--- START PROVIDED ENTRIES ---

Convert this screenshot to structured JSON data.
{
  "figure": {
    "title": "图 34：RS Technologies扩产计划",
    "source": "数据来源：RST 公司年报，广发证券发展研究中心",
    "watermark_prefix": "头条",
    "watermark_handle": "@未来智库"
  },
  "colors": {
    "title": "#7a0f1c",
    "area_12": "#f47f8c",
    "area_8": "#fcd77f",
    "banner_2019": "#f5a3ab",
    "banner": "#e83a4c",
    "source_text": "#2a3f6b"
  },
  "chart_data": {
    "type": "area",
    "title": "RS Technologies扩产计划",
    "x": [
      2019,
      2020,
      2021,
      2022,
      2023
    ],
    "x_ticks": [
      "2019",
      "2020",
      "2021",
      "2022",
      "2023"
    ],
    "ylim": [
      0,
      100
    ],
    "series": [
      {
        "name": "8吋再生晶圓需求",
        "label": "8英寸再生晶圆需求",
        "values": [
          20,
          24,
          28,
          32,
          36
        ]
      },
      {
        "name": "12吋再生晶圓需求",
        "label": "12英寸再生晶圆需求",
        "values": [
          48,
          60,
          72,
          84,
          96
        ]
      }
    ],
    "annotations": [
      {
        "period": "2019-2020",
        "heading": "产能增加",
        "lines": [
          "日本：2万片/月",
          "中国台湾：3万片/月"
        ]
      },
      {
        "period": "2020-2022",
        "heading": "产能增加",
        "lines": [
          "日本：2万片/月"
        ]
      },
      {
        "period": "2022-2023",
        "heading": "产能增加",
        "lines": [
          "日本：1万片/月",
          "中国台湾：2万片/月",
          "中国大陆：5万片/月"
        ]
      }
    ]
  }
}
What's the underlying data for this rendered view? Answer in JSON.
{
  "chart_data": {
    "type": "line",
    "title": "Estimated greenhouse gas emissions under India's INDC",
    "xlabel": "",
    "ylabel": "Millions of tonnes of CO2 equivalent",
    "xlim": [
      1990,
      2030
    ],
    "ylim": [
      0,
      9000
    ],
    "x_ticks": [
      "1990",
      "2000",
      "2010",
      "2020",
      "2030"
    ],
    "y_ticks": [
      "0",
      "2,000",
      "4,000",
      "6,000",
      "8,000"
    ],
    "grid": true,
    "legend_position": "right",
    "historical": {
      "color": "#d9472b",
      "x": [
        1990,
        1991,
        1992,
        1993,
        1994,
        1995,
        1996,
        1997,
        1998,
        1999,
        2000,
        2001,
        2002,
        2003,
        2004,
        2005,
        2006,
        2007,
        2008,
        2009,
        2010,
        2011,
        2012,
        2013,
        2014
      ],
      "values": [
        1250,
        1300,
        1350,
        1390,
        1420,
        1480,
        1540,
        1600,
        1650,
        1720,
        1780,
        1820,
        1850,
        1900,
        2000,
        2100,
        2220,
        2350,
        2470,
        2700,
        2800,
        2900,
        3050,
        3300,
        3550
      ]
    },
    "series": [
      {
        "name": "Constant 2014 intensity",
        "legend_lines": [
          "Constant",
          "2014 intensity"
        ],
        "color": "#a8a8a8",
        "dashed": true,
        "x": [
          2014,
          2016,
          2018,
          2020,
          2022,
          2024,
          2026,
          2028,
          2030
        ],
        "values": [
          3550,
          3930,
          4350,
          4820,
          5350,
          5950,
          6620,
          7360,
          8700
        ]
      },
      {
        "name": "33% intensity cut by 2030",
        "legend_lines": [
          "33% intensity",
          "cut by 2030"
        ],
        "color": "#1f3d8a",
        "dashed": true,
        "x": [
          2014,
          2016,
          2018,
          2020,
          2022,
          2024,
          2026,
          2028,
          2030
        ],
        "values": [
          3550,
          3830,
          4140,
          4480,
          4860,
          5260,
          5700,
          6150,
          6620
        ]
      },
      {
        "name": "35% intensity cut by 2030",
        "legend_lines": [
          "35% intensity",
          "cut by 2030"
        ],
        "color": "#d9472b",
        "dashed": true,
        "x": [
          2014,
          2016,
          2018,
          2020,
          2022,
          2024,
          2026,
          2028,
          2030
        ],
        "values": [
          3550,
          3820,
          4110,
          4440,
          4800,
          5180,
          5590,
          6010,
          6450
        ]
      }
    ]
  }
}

--- END PROVIDED ENTRIES ---

_YOUR INSTRUCTIONS_
Make an exact copy of the listing, including every line.

_COMPLETE ANSWER_
Convert this screenshot to structured JSON data.
{
  "figure": {
    "title": "图 34：RS Technologies扩产计划",
    "source": "数据来源：RST 公司年报，广发证券发展研究中心",
    "watermark_prefix": "头条",
    "watermark_handle": "@未来智库"
  },
  "colors": {
    "title": "#7a0f1c",
    "area_12": "#f47f8c",
    "area_8": "#fcd77f",
    "banner_2019": "#f5a3ab",
    "banner": "#e83a4c",
    "source_text": "#2a3f6b"
  },
  "chart_data": {
    "type": "area",
    "title": "RS Technologies扩产计划",
    "x": [
      2019,
      2020,
      2021,
      2022,
      2023
    ],
    "x_ticks": [
      "2019",
      "2020",
      "2021",
      "2022",
      "2023"
    ],
    "ylim": [
      0,
      100
    ],
    "series": [
      {
        "name": "8吋再生晶圓需求",
        "label": "8英寸再生晶圆需求",
        "values": [
          20,
          24,
          28,
          32,
          36
        ]
      },
      {
        "name": "12吋再生晶圓需求",
        "label": "12英寸再生晶圆需求",
        "values": [
          48,
          60,
          72,
          84,
          96
        ]
      }
    ],
    "annotations": [
      {
        "period": "2019-2020",
        "heading": "产能增加",
        "lines": [
          "日本：2万片/月",
          "中国台湾：3万片/月"
        ]
      },
      {
        "period": "2020-2022",
        "heading": "产能增加",
        "lines": [
          "日本：2万片/月"
        ]
      },
      {
        "period": "2022-2023",
        "heading": "产能增加",
        "lines": [
          "日本：1万片/月",
          "中国台湾：2万片/月",
          "中国大陆：5万片/月"
        ]
      }
    ]
  }
}
What's the underlying data for this rendered view? Answer in JSON.
{
  "chart_data": {
    "type": "line",
    "title": "Estimated greenhouse gas emissions under India's INDC",
    "xlabel": "",
    "ylabel": "Millions of tonnes of CO2 equivalent",
    "xlim": [
      1990,
      2030
    ],
    "ylim": [
      0,
      9000
    ],
    "x_ticks": [
      "1990",
      "2000",
      "2010",
      "2020",
      "2030"
    ],
    "y_ticks": [
      "0",
      "2,000",
      "4,000",
      "6,000",
      "8,000"
    ],
    "grid": true,
    "legend_position": "right",
    "historical": {
      "color": "#d9472b",
      "x": [
        1990,
        1991,
        1992,
        1993,
        1994,
        1995,
        1996,
        1997,
        1998,
        1999,
        2000,
        2001,
        2002,
        2003,
        2004,
        2005,
        2006,
        2007,
        2008,
        2009,
        2010,
        2011,
        2012,
        2013,
        2014
      ],
      "values": [
        1250,
        1300,
        1350,
        1390,
        1420,
        1480,
        1540,
        1600,
        1650,
        1720,
        1780,
        1820,
        1850,
        1900,
        2000,
        2100,
        2220,
        2350,
        2470,
        2700,
        2800,
        2900,
        3050,
        3300,
        3550
      ]
    },
    "series": [
      {
        "name": "Constant 2014 intensity",
        "legend_lines": [
          "Constant",
          "2014 intensity"
        ],
        "color": "#a8a8a8",
        "dashed": true,
        "x": [
          2014,
          2016,
          2018,
          2020,
          2022,
          2024,
          2026,
          2028,
          2030
        ],
        "values": [
          3550,
          3930,
          4350,
          4820,
          5350,
          5950,
          6620,
          7360,
          8700
        ]
      },
      {
        "name": "33% intensity cut by 2030",
        "legend_lines": [
          "33% intensity",
          "cut by 2030"
        ],
        "color": "#1f3d8a",
        "dashed": true,
        "x": [
          2014,
          2016,
          2018,
          2020,
          2022,
          2024,
          2026,
          2028,
          2030
        ],
        "values": [
          3550,
          3830,
          4140,
          4480,
          4860,
          5260,
          5700,
          6150,
          6620
        ]
      },
      {
        "name": "35% intensity cut by 2030",
        "legend_lines": [
          "35% intensity",
          "cut by 2030"
        ],
        "color": "#d9472b",
        "dashed": true,
        "x": [
          2014,
          2016,
          2018,
          2020,
          2022,
          2024,
          2026,
          2028,
          2030
        ],
        "values": [
          3550,
          3820,
          4110,
          4440,
          4800,
          5180,
          5590,
          6010,
          6450
        ]
      }
    ]
  }
}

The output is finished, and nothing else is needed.